* _DESCRIPTION OF THE TASK_
Print the listing in its entirety and exactly, leaving out images.

-- Start of ENTRIES PROVIDED --

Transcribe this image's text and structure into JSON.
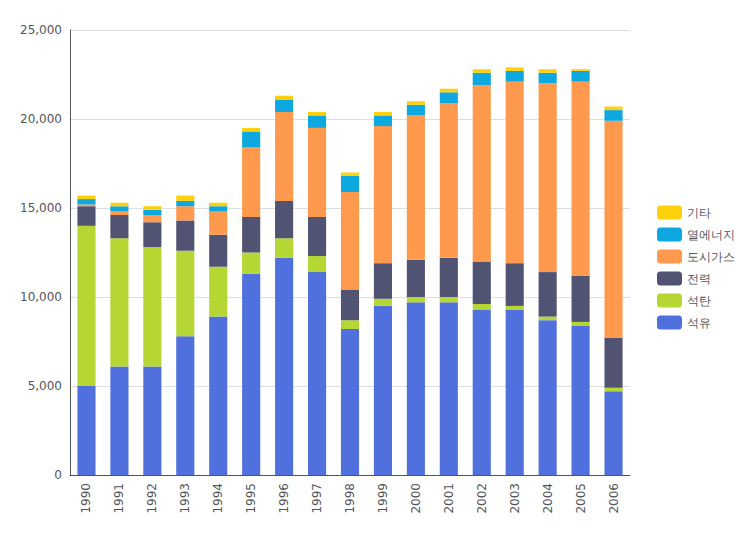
{
  "chart_data": {
    "type": "bar",
    "stacked": true,
    "grid": true,
    "legend": "right",
    "categories": [
      "1990",
      "1991",
      "1992",
      "1993",
      "1994",
      "1995",
      "1996",
      "1997",
      "1998",
      "1999",
      "2000",
      "2001",
      "2002",
      "2003",
      "2004",
      "2005",
      "2006"
    ],
    "series": [
      {
        "name": "석유",
        "values": [
          5000,
          6100,
          6100,
          7800,
          8900,
          11300,
          12200,
          11400,
          8200,
          9500,
          9700,
          9700,
          9300,
          9300,
          8700,
          8400,
          4700
        ]
      },
      {
        "name": "석탄",
        "values": [
          9000,
          7200,
          6700,
          4800,
          2800,
          1200,
          1100,
          900,
          500,
          400,
          300,
          300,
          300,
          200,
          200,
          200,
          200
        ]
      },
      {
        "name": "전력",
        "values": [
          1100,
          1300,
          1400,
          1700,
          1800,
          2000,
          2100,
          2200,
          1700,
          2000,
          2100,
          2200,
          2400,
          2400,
          2500,
          2600,
          2800
        ]
      },
      {
        "name": "도시가스",
        "values": [
          100,
          200,
          400,
          800,
          1300,
          3900,
          5000,
          5000,
          5500,
          7700,
          8100,
          8700,
          9900,
          10200,
          10600,
          10900,
          12200
        ]
      },
      {
        "name": "열에너지",
        "values": [
          300,
          300,
          300,
          300,
          300,
          900,
          700,
          700,
          900,
          600,
          600,
          600,
          700,
          600,
          600,
          600,
          600
        ]
      },
      {
        "name": "기타",
        "values": [
          200,
          200,
          200,
          300,
          200,
          200,
          200,
          200,
          200,
          200,
          200,
          200,
          200,
          200,
          200,
          100,
          200
        ]
      }
    ],
    "ylim": [
      0,
      25000
    ],
    "yticks": [
      0,
      {
        "value": 5000,
        "label": "5,000"
      },
      {
        "value": 10000,
        "label": "10,000"
      },
      {
        "value": 15000,
        "label": "15,000"
      },
      {
        "value": 20000,
        "label": "20,000"
      },
      {
        "value": 25000,
        "label": "25,000"
      }
    ]
  }
}
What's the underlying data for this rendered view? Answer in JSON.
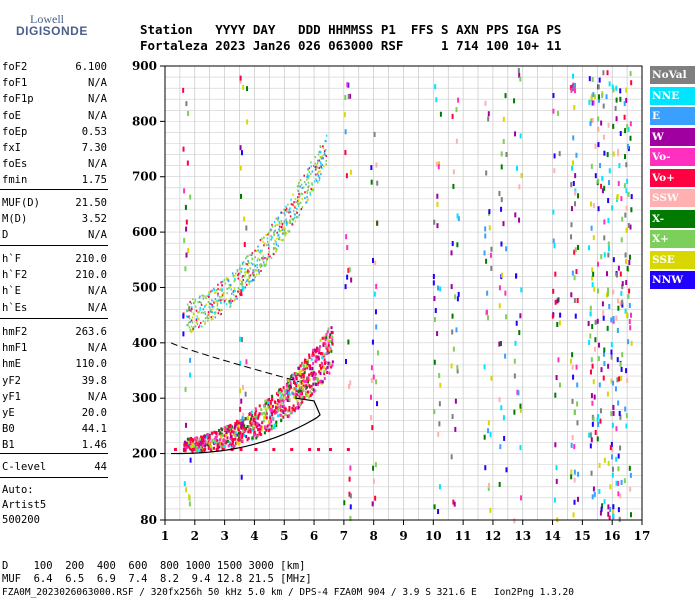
{
  "logo": {
    "line1": "Lowell",
    "line2": "DIGISONDE"
  },
  "header": {
    "row1": "Station   YYYY DAY   DDD HHMMSS P1  FFS S AXN PPS IGA PS",
    "row2": "Fortaleza 2023 Jan26 026 063000 RSF     1 714 100 10+ 11"
  },
  "params": {
    "group1": [
      {
        "k": "foF2",
        "v": "6.100"
      },
      {
        "k": "foF1",
        "v": "N/A"
      },
      {
        "k": "foF1p",
        "v": "N/A"
      },
      {
        "k": "foE",
        "v": "N/A"
      },
      {
        "k": "foEp",
        "v": "0.53"
      },
      {
        "k": "fxI",
        "v": "7.30"
      },
      {
        "k": "foEs",
        "v": "N/A"
      },
      {
        "k": "fmin",
        "v": "1.75"
      }
    ],
    "group2": [
      {
        "k": "MUF(D)",
        "v": "21.50"
      },
      {
        "k": "M(D)",
        "v": "3.52"
      },
      {
        "k": "D",
        "v": "N/A"
      }
    ],
    "group3": [
      {
        "k": "h`F",
        "v": "210.0"
      },
      {
        "k": "h`F2",
        "v": "210.0"
      },
      {
        "k": "h`E",
        "v": "N/A"
      },
      {
        "k": "h`Es",
        "v": "N/A"
      }
    ],
    "group4": [
      {
        "k": "hmF2",
        "v": "263.6"
      },
      {
        "k": "hmF1",
        "v": "N/A"
      },
      {
        "k": "hmE",
        "v": "110.0"
      },
      {
        "k": "yF2",
        "v": "39.8"
      },
      {
        "k": "yF1",
        "v": "N/A"
      },
      {
        "k": "yE",
        "v": "20.0"
      },
      {
        "k": "B0",
        "v": "44.1"
      },
      {
        "k": "B1",
        "v": "1.46"
      }
    ],
    "group5": [
      {
        "k": "C-level",
        "v": "44"
      }
    ],
    "auto": [
      "Auto:",
      "Artist5",
      "500200"
    ]
  },
  "legend": [
    {
      "label": "NoVal",
      "color": "#7f7f7f"
    },
    {
      "label": "NNE",
      "color": "#00e5ff"
    },
    {
      "label": "E",
      "color": "#3aa0ff"
    },
    {
      "label": "W",
      "color": "#a000a0"
    },
    {
      "label": "Vo-",
      "color": "#ff30c0"
    },
    {
      "label": "Vo+",
      "color": "#ff0040"
    },
    {
      "label": "SSW",
      "color": "#ffb0b0"
    },
    {
      "label": "X-",
      "color": "#007a00"
    },
    {
      "label": "X+",
      "color": "#7ccf5a"
    },
    {
      "label": "SSE",
      "color": "#d8d800"
    },
    {
      "label": "NNW",
      "color": "#2000ff"
    }
  ],
  "chart_data": {
    "type": "scatter",
    "xlim": [
      1,
      17
    ],
    "ylim": [
      80,
      900
    ],
    "x_ticks": [
      1,
      2,
      3,
      4,
      5,
      6,
      7,
      8,
      9,
      10,
      11,
      12,
      13,
      14,
      15,
      16,
      17
    ],
    "y_ticks": [
      80,
      200,
      300,
      400,
      500,
      600,
      700,
      800,
      900
    ],
    "grid": true
  },
  "footer": {
    "row1": "D    100  200  400  600  800 1000 1500 3000 [km]",
    "row2": "MUF  6.4  6.5  6.9  7.4  8.2  9.4 12.8 21.5 [MHz]",
    "row3": "FZA0M_2023026063000.RSF / 320fx256h 50 kHz 5.0 km / DPS-4 FZA0M 904 / 3.9 S 321.6 E   Ion2Png 1.3.20"
  }
}
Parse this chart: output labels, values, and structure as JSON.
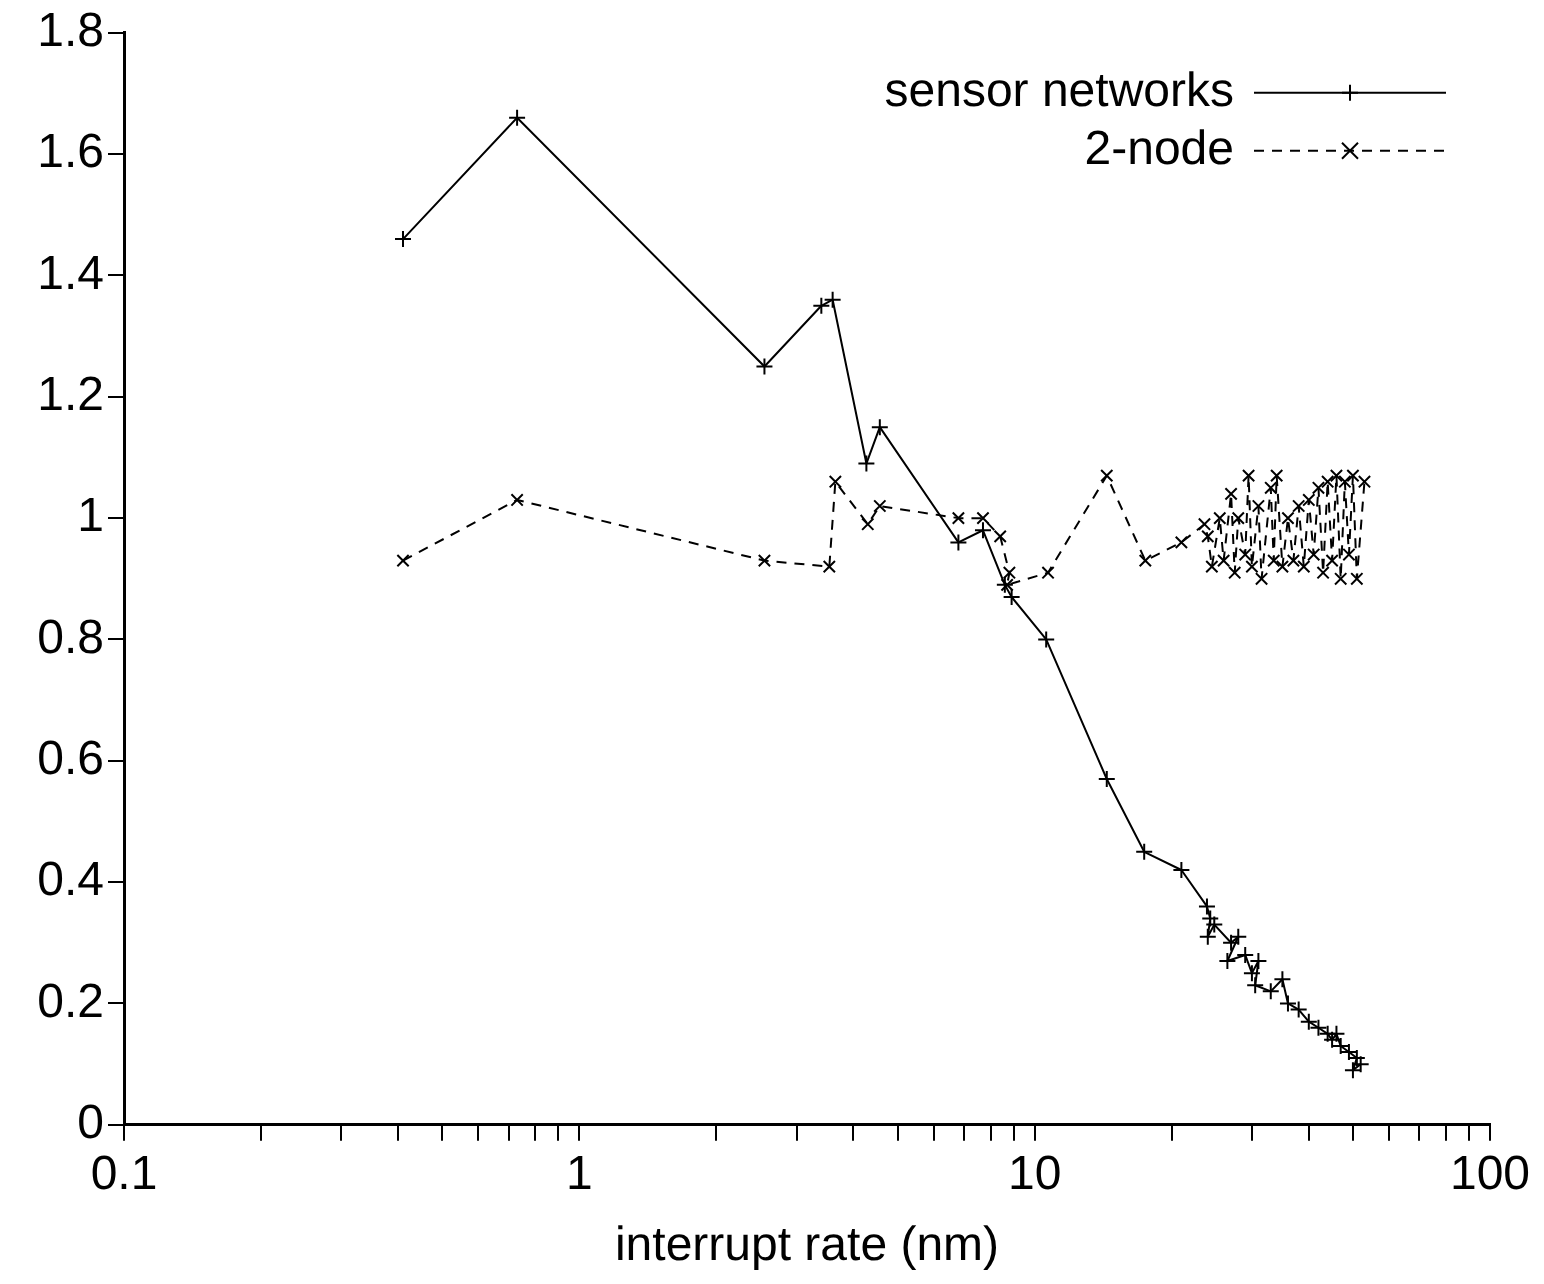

-- End of ENTRIES PROVIDED --

* _SOLVED EXERCISE_
Transcribe this image's text and structure into JSON.
{
  "chart_data": {
    "type": "bar",
    "stacked": true,
    "grid": true,
    "legend": "right",
    "categories": [
      "1990",
      "1991",
      "1992",
      "1993",
      "1994",
      "1995",
      "1996",
      "1997",
      "1998",
      "1999",
      "2000",
      "2001",
      "2002",
      "2003",
      "2004",
      "2005",
      "2006"
    ],
    "series": [
      {
        "name": "석유",
        "values": [
          5000,
          6100,
          6100,
          7800,
          8900,
          11300,
          12200,
          11400,
          8200,
          9500,
          9700,
          9700,
          9300,
          9300,
          8700,
          8400,
          4700
        ]
      },
      {
        "name": "석탄",
        "values": [
          9000,
          7200,
          6700,
          4800,
          2800,
          1200,
          1100,
          900,
          500,
          400,
          300,
          300,
          300,
          200,
          200,
          200,
          200
        ]
      },
      {
        "name": "전력",
        "values": [
          1100,
          1300,
          1400,
          1700,
          1800,
          2000,
          2100,
          2200,
          1700,
          2000,
          2100,
          2200,
          2400,
          2400,
          2500,
          2600,
          2800
        ]
      },
      {
        "name": "도시가스",
        "values": [
          100,
          200,
          400,
          800,
          1300,
          3900,
          5000,
          5000,
          5500,
          7700,
          8100,
          8700,
          9900,
          10200,
          10600,
          10900,
          12200
        ]
      },
      {
        "name": "열에너지",
        "values": [
          300,
          300,
          300,
          300,
          300,
          900,
          700,
          700,
          900,
          600,
          600,
          600,
          700,
          600,
          600,
          600,
          600
        ]
      },
      {
        "name": "기타",
        "values": [
          200,
          200,
          200,
          300,
          200,
          200,
          200,
          200,
          200,
          200,
          200,
          200,
          200,
          200,
          200,
          100,
          200
        ]
      }
    ],
    "ylim": [
      0,
      25000
    ],
    "yticks": [
      0,
      {
        "value": 5000,
        "label": "5,000"
      },
      {
        "value": 10000,
        "label": "10,000"
      },
      {
        "value": 15000,
        "label": "15,000"
      },
      {
        "value": 20000,
        "label": "20,000"
      },
      {
        "value": 25000,
        "label": "25,000"
      }
    ]
  }
}
What's the underlying data for this rendered view? Answer in JSON.
{
  "logo": {
    "line1": "Lowell",
    "line2": "DIGISONDE"
  },
  "header": {
    "row1": "Station   YYYY DAY   DDD HHMMSS P1  FFS S AXN PPS IGA PS",
    "row2": "Fortaleza 2023 Jan26 026 063000 RSF     1 714 100 10+ 11"
  },
  "params": {
    "group1": [
      {
        "k": "foF2",
        "v": "6.100"
      },
      {
        "k": "foF1",
        "v": "N/A"
      },
      {
        "k": "foF1p",
        "v": "N/A"
      },
      {
        "k": "foE",
        "v": "N/A"
      },
      {
        "k": "foEp",
        "v": "0.53"
      },
      {
        "k": "fxI",
        "v": "7.30"
      },
      {
        "k": "foEs",
        "v": "N/A"
      },
      {
        "k": "fmin",
        "v": "1.75"
      }
    ],
    "group2": [
      {
        "k": "MUF(D)",
        "v": "21.50"
      },
      {
        "k": "M(D)",
        "v": "3.52"
      },
      {
        "k": "D",
        "v": "N/A"
      }
    ],
    "group3": [
      {
        "k": "h`F",
        "v": "210.0"
      },
      {
        "k": "h`F2",
        "v": "210.0"
      },
      {
        "k": "h`E",
        "v": "N/A"
      },
      {
        "k": "h`Es",
        "v": "N/A"
      }
    ],
    "group4": [
      {
        "k": "hmF2",
        "v": "263.6"
      },
      {
        "k": "hmF1",
        "v": "N/A"
      },
      {
        "k": "hmE",
        "v": "110.0"
      },
      {
        "k": "yF2",
        "v": "39.8"
      },
      {
        "k": "yF1",
        "v": "N/A"
      },
      {
        "k": "yE",
        "v": "20.0"
      },
      {
        "k": "B0",
        "v": "44.1"
      },
      {
        "k": "B1",
        "v": "1.46"
      }
    ],
    "group5": [
      {
        "k": "C-level",
        "v": "44"
      }
    ],
    "auto": [
      "Auto:",
      "Artist5",
      "500200"
    ]
  },
  "legend": [
    {
      "label": "NoVal",
      "color": "#7f7f7f"
    },
    {
      "label": "NNE",
      "color": "#00e5ff"
    },
    {
      "label": "E",
      "color": "#3aa0ff"
    },
    {
      "label": "W",
      "color": "#a000a0"
    },
    {
      "label": "Vo-",
      "color": "#ff30c0"
    },
    {
      "label": "Vo+",
      "color": "#ff0040"
    },
    {
      "label": "SSW",
      "color": "#ffb0b0"
    },
    {
      "label": "X-",
      "color": "#007a00"
    },
    {
      "label": "X+",
      "color": "#7ccf5a"
    },
    {
      "label": "SSE",
      "color": "#d8d800"
    },
    {
      "label": "NNW",
      "color": "#2000ff"
    }
  ],
  "chart_data": {
    "type": "scatter",
    "xlim": [
      1,
      17
    ],
    "ylim": [
      80,
      900
    ],
    "x_ticks": [
      1,
      2,
      3,
      4,
      5,
      6,
      7,
      8,
      9,
      10,
      11,
      12,
      13,
      14,
      15,
      16,
      17
    ],
    "y_ticks": [
      80,
      200,
      300,
      400,
      500,
      600,
      700,
      800,
      900
    ],
    "grid": true
  },
  "footer": {
    "row1": "D    100  200  400  600  800 1000 1500 3000 [km]",
    "row2": "MUF  6.4  6.5  6.9  7.4  8.2  9.4 12.8 21.5 [MHz]",
    "row3": "FZA0M_2023026063000.RSF / 320fx256h 50 kHz 5.0 km / DPS-4 FZA0M 904 / 3.9 S 321.6 E   Ion2Png 1.3.20"
  }
}
Parse this chart: output labels, values, and structure as JSON.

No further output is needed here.